● **Records provided**:
>> begin

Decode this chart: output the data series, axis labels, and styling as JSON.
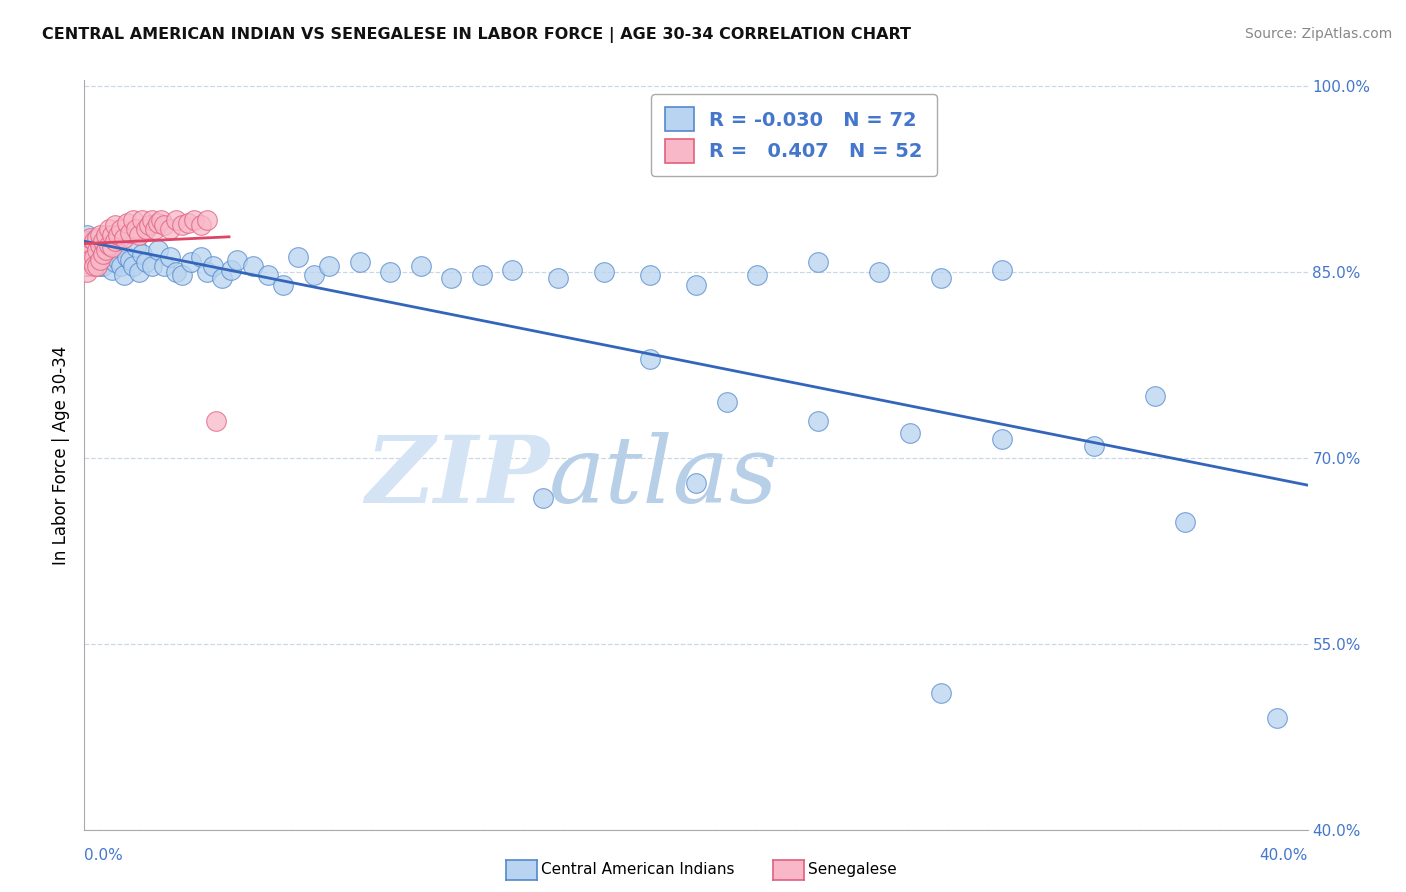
{
  "title": "CENTRAL AMERICAN INDIAN VS SENEGALESE IN LABOR FORCE | AGE 30-34 CORRELATION CHART",
  "source": "Source: ZipAtlas.com",
  "ylabel": "In Labor Force | Age 30-34",
  "watermark_left": "ZIP",
  "watermark_right": "atlas",
  "legend_blue_R": "-0.030",
  "legend_blue_N": "72",
  "legend_pink_R": "0.407",
  "legend_pink_N": "52",
  "blue_fill": "#b8d4f0",
  "blue_edge": "#5588cc",
  "pink_fill": "#f8b8c8",
  "pink_edge": "#e06080",
  "blue_line_color": "#3366bb",
  "pink_line_color": "#dd4466",
  "xmin": 0.0,
  "xmax": 0.4,
  "ymin": 0.4,
  "ymax": 1.005,
  "yticks": [
    1.0,
    0.85,
    0.7,
    0.55,
    0.4
  ],
  "ytick_labels": [
    "100.0%",
    "85.0%",
    "70.0%",
    "55.0%",
    "40.0%"
  ],
  "grid_color": "#c8d8e8",
  "bg_color": "#ffffff",
  "title_color": "#111111",
  "axis_label_color": "#4477cc",
  "blue_x": [
    0.001,
    0.001,
    0.002,
    0.002,
    0.003,
    0.003,
    0.004,
    0.005,
    0.005,
    0.006,
    0.006,
    0.007,
    0.008,
    0.009,
    0.01,
    0.01,
    0.011,
    0.012,
    0.013,
    0.014,
    0.015,
    0.016,
    0.017,
    0.018,
    0.019,
    0.02,
    0.022,
    0.024,
    0.026,
    0.028,
    0.03,
    0.032,
    0.035,
    0.038,
    0.04,
    0.042,
    0.045,
    0.048,
    0.05,
    0.055,
    0.06,
    0.065,
    0.07,
    0.075,
    0.08,
    0.09,
    0.1,
    0.11,
    0.12,
    0.13,
    0.14,
    0.155,
    0.17,
    0.185,
    0.2,
    0.22,
    0.24,
    0.26,
    0.28,
    0.3,
    0.185,
    0.21,
    0.24,
    0.27,
    0.3,
    0.33,
    0.36,
    0.39,
    0.15,
    0.2,
    0.28,
    0.35
  ],
  "blue_y": [
    0.855,
    0.88,
    0.875,
    0.865,
    0.858,
    0.87,
    0.862,
    0.855,
    0.87,
    0.862,
    0.855,
    0.865,
    0.87,
    0.852,
    0.858,
    0.87,
    0.86,
    0.855,
    0.848,
    0.862,
    0.86,
    0.855,
    0.87,
    0.85,
    0.865,
    0.858,
    0.855,
    0.868,
    0.855,
    0.862,
    0.85,
    0.848,
    0.858,
    0.862,
    0.85,
    0.855,
    0.845,
    0.852,
    0.86,
    0.855,
    0.848,
    0.84,
    0.862,
    0.848,
    0.855,
    0.858,
    0.85,
    0.855,
    0.845,
    0.848,
    0.852,
    0.845,
    0.85,
    0.848,
    0.84,
    0.848,
    0.858,
    0.85,
    0.845,
    0.852,
    0.78,
    0.745,
    0.73,
    0.72,
    0.715,
    0.71,
    0.648,
    0.49,
    0.668,
    0.68,
    0.51,
    0.75
  ],
  "pink_x": [
    0.0003,
    0.0005,
    0.0007,
    0.001,
    0.001,
    0.001,
    0.002,
    0.002,
    0.002,
    0.003,
    0.003,
    0.003,
    0.004,
    0.004,
    0.004,
    0.005,
    0.005,
    0.005,
    0.006,
    0.006,
    0.007,
    0.007,
    0.008,
    0.008,
    0.009,
    0.009,
    0.01,
    0.01,
    0.011,
    0.012,
    0.013,
    0.014,
    0.015,
    0.016,
    0.017,
    0.018,
    0.019,
    0.02,
    0.021,
    0.022,
    0.023,
    0.024,
    0.025,
    0.026,
    0.028,
    0.03,
    0.032,
    0.034,
    0.036,
    0.038,
    0.04,
    0.043
  ],
  "pink_y": [
    0.855,
    0.86,
    0.87,
    0.862,
    0.875,
    0.85,
    0.87,
    0.86,
    0.878,
    0.862,
    0.875,
    0.855,
    0.868,
    0.878,
    0.855,
    0.872,
    0.86,
    0.88,
    0.865,
    0.875,
    0.868,
    0.88,
    0.872,
    0.885,
    0.87,
    0.88,
    0.875,
    0.888,
    0.88,
    0.885,
    0.878,
    0.89,
    0.882,
    0.892,
    0.885,
    0.88,
    0.892,
    0.885,
    0.888,
    0.892,
    0.885,
    0.89,
    0.892,
    0.888,
    0.885,
    0.892,
    0.888,
    0.89,
    0.892,
    0.888,
    0.892,
    0.73
  ]
}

>> end

Every entry must be transcribed exactly. Pictures do not belong in the copy.

● **Correct response**:
Decode this chart: output the data series, axis labels, and styling as JSON.
{
  "title": "CENTRAL AMERICAN INDIAN VS SENEGALESE IN LABOR FORCE | AGE 30-34 CORRELATION CHART",
  "source": "Source: ZipAtlas.com",
  "ylabel": "In Labor Force | Age 30-34",
  "watermark_left": "ZIP",
  "watermark_right": "atlas",
  "legend_blue_R": "-0.030",
  "legend_blue_N": "72",
  "legend_pink_R": "0.407",
  "legend_pink_N": "52",
  "blue_fill": "#b8d4f0",
  "blue_edge": "#5588cc",
  "pink_fill": "#f8b8c8",
  "pink_edge": "#e06080",
  "blue_line_color": "#3366bb",
  "pink_line_color": "#dd4466",
  "xmin": 0.0,
  "xmax": 0.4,
  "ymin": 0.4,
  "ymax": 1.005,
  "yticks": [
    1.0,
    0.85,
    0.7,
    0.55,
    0.4
  ],
  "ytick_labels": [
    "100.0%",
    "85.0%",
    "70.0%",
    "55.0%",
    "40.0%"
  ],
  "grid_color": "#c8d8e8",
  "bg_color": "#ffffff",
  "title_color": "#111111",
  "axis_label_color": "#4477cc",
  "blue_x": [
    0.001,
    0.001,
    0.002,
    0.002,
    0.003,
    0.003,
    0.004,
    0.005,
    0.005,
    0.006,
    0.006,
    0.007,
    0.008,
    0.009,
    0.01,
    0.01,
    0.011,
    0.012,
    0.013,
    0.014,
    0.015,
    0.016,
    0.017,
    0.018,
    0.019,
    0.02,
    0.022,
    0.024,
    0.026,
    0.028,
    0.03,
    0.032,
    0.035,
    0.038,
    0.04,
    0.042,
    0.045,
    0.048,
    0.05,
    0.055,
    0.06,
    0.065,
    0.07,
    0.075,
    0.08,
    0.09,
    0.1,
    0.11,
    0.12,
    0.13,
    0.14,
    0.155,
    0.17,
    0.185,
    0.2,
    0.22,
    0.24,
    0.26,
    0.28,
    0.3,
    0.185,
    0.21,
    0.24,
    0.27,
    0.3,
    0.33,
    0.36,
    0.39,
    0.15,
    0.2,
    0.28,
    0.35
  ],
  "blue_y": [
    0.855,
    0.88,
    0.875,
    0.865,
    0.858,
    0.87,
    0.862,
    0.855,
    0.87,
    0.862,
    0.855,
    0.865,
    0.87,
    0.852,
    0.858,
    0.87,
    0.86,
    0.855,
    0.848,
    0.862,
    0.86,
    0.855,
    0.87,
    0.85,
    0.865,
    0.858,
    0.855,
    0.868,
    0.855,
    0.862,
    0.85,
    0.848,
    0.858,
    0.862,
    0.85,
    0.855,
    0.845,
    0.852,
    0.86,
    0.855,
    0.848,
    0.84,
    0.862,
    0.848,
    0.855,
    0.858,
    0.85,
    0.855,
    0.845,
    0.848,
    0.852,
    0.845,
    0.85,
    0.848,
    0.84,
    0.848,
    0.858,
    0.85,
    0.845,
    0.852,
    0.78,
    0.745,
    0.73,
    0.72,
    0.715,
    0.71,
    0.648,
    0.49,
    0.668,
    0.68,
    0.51,
    0.75
  ],
  "pink_x": [
    0.0003,
    0.0005,
    0.0007,
    0.001,
    0.001,
    0.001,
    0.002,
    0.002,
    0.002,
    0.003,
    0.003,
    0.003,
    0.004,
    0.004,
    0.004,
    0.005,
    0.005,
    0.005,
    0.006,
    0.006,
    0.007,
    0.007,
    0.008,
    0.008,
    0.009,
    0.009,
    0.01,
    0.01,
    0.011,
    0.012,
    0.013,
    0.014,
    0.015,
    0.016,
    0.017,
    0.018,
    0.019,
    0.02,
    0.021,
    0.022,
    0.023,
    0.024,
    0.025,
    0.026,
    0.028,
    0.03,
    0.032,
    0.034,
    0.036,
    0.038,
    0.04,
    0.043
  ],
  "pink_y": [
    0.855,
    0.86,
    0.87,
    0.862,
    0.875,
    0.85,
    0.87,
    0.86,
    0.878,
    0.862,
    0.875,
    0.855,
    0.868,
    0.878,
    0.855,
    0.872,
    0.86,
    0.88,
    0.865,
    0.875,
    0.868,
    0.88,
    0.872,
    0.885,
    0.87,
    0.88,
    0.875,
    0.888,
    0.88,
    0.885,
    0.878,
    0.89,
    0.882,
    0.892,
    0.885,
    0.88,
    0.892,
    0.885,
    0.888,
    0.892,
    0.885,
    0.89,
    0.892,
    0.888,
    0.885,
    0.892,
    0.888,
    0.89,
    0.892,
    0.888,
    0.892,
    0.73
  ]
}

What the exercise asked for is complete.